Region annotation listing
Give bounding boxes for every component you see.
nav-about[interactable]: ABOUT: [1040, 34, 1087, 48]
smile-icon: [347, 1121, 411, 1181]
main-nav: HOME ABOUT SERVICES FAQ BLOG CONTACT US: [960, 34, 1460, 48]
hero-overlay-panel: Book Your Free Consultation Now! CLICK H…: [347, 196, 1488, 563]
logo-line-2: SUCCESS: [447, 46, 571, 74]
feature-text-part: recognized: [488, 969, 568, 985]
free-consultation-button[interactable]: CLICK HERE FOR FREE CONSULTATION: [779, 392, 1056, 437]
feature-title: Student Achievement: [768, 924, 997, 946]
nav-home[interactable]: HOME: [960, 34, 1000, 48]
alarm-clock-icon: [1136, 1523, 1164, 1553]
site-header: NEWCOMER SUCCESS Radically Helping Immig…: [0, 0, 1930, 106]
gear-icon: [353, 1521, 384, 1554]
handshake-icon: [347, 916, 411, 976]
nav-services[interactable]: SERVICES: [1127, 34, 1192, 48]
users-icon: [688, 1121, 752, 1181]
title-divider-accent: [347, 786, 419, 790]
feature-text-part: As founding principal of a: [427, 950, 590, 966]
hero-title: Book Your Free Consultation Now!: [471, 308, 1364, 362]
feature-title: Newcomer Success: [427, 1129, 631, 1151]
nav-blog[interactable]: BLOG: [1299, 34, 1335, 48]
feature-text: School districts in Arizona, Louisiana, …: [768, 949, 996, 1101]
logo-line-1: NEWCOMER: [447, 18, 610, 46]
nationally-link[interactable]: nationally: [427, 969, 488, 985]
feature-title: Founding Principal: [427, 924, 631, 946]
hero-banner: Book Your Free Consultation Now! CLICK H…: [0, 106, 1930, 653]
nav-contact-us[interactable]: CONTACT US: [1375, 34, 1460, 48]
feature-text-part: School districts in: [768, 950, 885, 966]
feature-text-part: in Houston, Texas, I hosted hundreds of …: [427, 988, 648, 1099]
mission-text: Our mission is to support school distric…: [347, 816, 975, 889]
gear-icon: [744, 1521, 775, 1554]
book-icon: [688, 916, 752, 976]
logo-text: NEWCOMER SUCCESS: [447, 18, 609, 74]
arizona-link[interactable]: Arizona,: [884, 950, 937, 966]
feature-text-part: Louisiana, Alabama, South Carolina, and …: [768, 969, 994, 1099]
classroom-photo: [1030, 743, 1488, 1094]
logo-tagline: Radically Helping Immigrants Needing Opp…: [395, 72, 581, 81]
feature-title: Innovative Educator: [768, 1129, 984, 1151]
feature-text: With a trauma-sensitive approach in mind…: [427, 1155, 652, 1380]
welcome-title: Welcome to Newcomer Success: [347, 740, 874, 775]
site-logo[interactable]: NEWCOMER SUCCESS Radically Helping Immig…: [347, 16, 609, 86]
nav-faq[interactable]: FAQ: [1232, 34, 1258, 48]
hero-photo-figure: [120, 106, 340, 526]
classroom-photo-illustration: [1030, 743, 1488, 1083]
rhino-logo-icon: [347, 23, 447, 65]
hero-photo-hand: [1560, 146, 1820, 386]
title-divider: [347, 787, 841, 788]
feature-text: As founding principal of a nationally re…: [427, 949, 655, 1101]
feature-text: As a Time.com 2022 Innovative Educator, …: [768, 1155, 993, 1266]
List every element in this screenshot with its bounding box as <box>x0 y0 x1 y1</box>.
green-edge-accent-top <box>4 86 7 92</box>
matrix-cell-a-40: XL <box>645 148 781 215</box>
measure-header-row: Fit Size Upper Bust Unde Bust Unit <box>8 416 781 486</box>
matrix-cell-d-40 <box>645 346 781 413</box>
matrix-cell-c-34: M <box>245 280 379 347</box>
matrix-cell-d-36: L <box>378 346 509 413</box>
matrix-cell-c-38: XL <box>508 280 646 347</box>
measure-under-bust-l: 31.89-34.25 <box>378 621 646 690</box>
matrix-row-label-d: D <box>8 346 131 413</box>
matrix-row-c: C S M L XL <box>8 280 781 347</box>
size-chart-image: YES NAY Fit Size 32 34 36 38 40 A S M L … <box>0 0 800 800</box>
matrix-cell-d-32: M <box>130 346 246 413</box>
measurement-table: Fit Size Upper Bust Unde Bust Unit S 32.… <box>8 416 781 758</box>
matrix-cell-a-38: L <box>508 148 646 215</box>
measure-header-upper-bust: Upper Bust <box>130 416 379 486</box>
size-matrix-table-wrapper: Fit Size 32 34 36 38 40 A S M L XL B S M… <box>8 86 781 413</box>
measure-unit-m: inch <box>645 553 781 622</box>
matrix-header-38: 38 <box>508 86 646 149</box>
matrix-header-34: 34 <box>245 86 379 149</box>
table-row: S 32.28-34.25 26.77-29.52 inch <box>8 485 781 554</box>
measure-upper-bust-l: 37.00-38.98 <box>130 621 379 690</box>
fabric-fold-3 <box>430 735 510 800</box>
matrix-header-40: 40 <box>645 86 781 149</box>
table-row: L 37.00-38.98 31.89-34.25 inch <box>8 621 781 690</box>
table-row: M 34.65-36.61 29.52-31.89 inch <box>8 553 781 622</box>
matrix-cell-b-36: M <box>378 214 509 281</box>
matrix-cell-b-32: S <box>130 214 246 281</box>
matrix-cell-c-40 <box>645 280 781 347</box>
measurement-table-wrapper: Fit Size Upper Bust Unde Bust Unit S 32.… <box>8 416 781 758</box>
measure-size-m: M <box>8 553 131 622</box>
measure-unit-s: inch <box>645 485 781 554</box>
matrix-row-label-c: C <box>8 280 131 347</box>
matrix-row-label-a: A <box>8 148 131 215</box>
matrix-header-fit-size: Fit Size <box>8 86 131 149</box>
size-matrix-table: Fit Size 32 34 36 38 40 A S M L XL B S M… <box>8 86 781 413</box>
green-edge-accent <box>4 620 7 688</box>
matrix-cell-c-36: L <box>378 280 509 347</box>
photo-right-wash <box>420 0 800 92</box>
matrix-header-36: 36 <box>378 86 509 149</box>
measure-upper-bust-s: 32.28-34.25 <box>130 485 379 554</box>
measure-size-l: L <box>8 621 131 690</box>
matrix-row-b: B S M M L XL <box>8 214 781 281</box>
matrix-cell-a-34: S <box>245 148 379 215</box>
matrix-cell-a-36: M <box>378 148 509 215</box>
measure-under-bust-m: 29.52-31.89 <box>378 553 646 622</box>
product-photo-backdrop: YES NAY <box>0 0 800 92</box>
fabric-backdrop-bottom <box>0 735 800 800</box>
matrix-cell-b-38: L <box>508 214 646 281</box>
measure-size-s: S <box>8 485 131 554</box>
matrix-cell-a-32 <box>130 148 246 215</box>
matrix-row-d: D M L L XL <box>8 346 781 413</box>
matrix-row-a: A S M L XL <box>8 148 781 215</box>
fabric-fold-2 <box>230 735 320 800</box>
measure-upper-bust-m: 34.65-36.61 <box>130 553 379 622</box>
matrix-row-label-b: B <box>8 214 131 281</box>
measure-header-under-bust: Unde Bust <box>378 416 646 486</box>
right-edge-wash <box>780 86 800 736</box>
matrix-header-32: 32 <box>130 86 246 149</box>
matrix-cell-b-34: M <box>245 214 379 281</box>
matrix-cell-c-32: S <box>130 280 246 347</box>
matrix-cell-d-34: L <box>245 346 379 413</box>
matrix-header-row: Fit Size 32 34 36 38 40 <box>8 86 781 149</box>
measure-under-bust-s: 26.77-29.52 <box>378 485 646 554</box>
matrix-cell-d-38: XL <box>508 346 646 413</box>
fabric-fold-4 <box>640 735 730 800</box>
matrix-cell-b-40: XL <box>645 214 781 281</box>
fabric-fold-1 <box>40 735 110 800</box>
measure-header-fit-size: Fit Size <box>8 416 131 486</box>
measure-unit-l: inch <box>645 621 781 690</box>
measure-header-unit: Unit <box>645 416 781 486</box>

> **Task statement**: Convert the listing, from its first line through the line containing "hero-title: Book Your", into a JSON list of strings with one string per line and blank lines omitted.

> **Completed exercise**:
[
  "Give bounding boxes for every component you see.",
  "nav-about[interactable]: ABOUT: [1040, 34, 1087, 48]",
  "smile-icon: [347, 1121, 411, 1181]",
  "main-nav: HOME ABOUT SERVICES FAQ BLOG CONTACT US: [960, 34, 1460, 48]",
  "hero-overlay-panel: Book Your Free Consultation Now! CLICK H…: [347, 196, 1488, 563]",
  "logo-line-2: SUCCESS: [447, 46, 571, 74]",
  "feature-text-part: recognized: [488, 969, 568, 985]",
  "free-consultation-button[interactable]: CLICK HERE FOR FREE CONSULTATION: [779, 392, 1056, 437]",
  "feature-title: Student Achievement: [768, 924, 997, 946]",
  "nav-home[interactable]: HOME: [960, 34, 1000, 48]",
  "alarm-clock-icon: [1136, 1523, 1164, 1553]",
  "site-header: NEWCOMER SUCCESS Radically Helping Immig…: [0, 0, 1930, 106]",
  "gear-icon: [353, 1521, 384, 1554]",
  "handshake-icon: [347, 916, 411, 976]",
  "nav-services[interactable]: SERVICES: [1127, 34, 1192, 48]",
  "users-icon: [688, 1121, 752, 1181]",
  "title-divider-accent: [347, 786, 419, 790]",
  "feature-text-part: As founding principal of a: [427, 950, 590, 966]",
  "hero-title: Book Your Free Consultation Now!: [471, 308, 1364, 362]"
]